— Begin —

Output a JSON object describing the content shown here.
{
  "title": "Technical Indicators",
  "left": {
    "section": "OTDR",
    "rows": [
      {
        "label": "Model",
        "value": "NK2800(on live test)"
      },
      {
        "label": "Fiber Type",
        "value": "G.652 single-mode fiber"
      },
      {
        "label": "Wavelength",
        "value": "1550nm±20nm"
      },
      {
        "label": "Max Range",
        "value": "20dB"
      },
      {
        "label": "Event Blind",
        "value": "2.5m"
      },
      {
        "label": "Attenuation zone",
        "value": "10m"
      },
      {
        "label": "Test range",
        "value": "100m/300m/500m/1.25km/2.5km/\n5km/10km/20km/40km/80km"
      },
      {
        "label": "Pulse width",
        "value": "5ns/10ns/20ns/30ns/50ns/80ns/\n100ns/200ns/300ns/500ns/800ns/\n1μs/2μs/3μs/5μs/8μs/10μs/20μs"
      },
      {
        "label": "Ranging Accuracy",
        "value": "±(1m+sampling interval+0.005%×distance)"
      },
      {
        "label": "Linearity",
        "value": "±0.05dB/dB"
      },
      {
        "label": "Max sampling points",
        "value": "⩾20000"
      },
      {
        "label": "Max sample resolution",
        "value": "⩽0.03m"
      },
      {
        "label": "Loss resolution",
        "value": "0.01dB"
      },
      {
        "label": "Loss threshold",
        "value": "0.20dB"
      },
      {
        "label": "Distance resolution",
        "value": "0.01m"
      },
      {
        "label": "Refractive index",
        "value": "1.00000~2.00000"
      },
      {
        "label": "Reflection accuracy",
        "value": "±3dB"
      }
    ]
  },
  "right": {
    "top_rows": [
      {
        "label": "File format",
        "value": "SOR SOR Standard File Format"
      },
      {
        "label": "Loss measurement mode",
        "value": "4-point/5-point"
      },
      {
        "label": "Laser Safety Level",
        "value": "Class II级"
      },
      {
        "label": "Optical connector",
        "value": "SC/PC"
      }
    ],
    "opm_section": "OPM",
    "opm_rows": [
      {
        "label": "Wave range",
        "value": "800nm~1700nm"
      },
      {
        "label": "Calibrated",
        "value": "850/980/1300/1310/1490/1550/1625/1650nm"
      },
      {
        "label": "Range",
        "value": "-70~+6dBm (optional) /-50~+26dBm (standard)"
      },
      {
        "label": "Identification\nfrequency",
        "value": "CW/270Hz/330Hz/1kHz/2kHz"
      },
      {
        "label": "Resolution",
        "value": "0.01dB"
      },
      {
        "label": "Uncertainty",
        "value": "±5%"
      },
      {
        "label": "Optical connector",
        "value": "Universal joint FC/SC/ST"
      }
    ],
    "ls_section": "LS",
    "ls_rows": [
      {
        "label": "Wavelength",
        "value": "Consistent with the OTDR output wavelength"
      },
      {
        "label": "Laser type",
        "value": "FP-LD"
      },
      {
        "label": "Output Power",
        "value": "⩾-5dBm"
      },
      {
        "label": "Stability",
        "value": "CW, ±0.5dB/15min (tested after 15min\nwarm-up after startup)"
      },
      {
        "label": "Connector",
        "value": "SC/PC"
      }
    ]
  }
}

— End —

-- Directions for this task --
Every line in the data above that contains "OTDR" needs to be copied.

-- Written answer --
    "section": "OTDR",
        "value": "Consistent with the OTDR output wavelength"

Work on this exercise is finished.